-- start --

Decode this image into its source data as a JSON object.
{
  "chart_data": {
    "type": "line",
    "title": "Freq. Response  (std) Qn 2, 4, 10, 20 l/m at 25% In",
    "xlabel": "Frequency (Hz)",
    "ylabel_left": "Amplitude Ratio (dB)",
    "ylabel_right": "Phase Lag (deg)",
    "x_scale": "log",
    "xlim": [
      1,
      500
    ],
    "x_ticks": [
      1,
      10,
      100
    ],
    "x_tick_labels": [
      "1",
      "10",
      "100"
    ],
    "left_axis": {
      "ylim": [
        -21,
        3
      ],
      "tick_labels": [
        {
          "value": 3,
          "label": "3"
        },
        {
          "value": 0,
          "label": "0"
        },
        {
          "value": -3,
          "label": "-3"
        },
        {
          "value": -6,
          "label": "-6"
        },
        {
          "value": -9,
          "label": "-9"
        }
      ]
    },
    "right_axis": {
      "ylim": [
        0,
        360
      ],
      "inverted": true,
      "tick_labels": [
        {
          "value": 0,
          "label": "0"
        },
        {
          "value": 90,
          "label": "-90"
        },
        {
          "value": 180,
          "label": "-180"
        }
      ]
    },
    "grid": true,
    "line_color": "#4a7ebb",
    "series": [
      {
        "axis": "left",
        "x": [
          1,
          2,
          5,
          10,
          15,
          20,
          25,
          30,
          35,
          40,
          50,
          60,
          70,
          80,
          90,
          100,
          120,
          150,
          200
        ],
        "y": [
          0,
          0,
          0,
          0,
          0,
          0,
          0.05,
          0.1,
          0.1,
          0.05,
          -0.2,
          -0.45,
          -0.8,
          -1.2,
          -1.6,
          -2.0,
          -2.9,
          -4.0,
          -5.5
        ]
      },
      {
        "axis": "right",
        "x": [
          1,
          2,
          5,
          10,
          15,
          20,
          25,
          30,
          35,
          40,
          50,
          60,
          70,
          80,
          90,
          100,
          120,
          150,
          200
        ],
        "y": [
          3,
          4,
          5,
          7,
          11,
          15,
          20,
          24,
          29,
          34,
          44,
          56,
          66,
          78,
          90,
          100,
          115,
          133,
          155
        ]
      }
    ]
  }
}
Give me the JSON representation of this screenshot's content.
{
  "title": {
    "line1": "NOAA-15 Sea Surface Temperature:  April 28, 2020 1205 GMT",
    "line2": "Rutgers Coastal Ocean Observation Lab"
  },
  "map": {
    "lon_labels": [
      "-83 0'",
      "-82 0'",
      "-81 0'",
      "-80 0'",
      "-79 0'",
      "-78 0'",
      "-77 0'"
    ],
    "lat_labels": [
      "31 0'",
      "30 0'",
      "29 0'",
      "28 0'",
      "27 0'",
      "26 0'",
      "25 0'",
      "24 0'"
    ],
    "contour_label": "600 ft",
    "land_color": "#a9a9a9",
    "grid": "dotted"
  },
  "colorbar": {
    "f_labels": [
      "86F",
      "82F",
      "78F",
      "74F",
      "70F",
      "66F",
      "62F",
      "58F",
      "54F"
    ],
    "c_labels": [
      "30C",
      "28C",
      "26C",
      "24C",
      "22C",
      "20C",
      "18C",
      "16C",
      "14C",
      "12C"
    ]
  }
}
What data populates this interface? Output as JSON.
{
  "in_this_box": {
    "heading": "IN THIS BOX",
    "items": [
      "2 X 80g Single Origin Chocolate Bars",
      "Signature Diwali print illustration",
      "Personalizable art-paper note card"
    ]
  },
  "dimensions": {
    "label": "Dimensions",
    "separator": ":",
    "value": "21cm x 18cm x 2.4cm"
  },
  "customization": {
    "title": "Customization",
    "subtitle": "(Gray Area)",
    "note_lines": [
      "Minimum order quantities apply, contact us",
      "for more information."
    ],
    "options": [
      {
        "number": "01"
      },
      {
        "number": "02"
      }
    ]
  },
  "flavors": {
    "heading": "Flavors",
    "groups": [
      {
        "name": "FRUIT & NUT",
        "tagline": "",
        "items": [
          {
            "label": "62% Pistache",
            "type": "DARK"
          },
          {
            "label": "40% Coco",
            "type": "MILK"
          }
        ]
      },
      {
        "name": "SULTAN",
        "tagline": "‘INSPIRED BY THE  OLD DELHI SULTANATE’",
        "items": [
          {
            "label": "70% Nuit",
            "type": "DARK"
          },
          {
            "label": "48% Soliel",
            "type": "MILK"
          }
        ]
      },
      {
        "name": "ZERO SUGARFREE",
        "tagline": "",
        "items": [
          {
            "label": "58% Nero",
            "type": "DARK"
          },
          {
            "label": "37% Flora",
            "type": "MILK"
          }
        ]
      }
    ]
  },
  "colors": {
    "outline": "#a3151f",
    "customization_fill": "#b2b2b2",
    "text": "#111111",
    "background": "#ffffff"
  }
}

-- end --

▶ WHAT THE TASK ASKS
Collect each line above holding the string "JSON".

▶ RESULT FOR THIS TASK
Decode this image into its source data as a JSON object.
Give me the JSON representation of this screenshot's content.
What data populates this interface? Output as JSON.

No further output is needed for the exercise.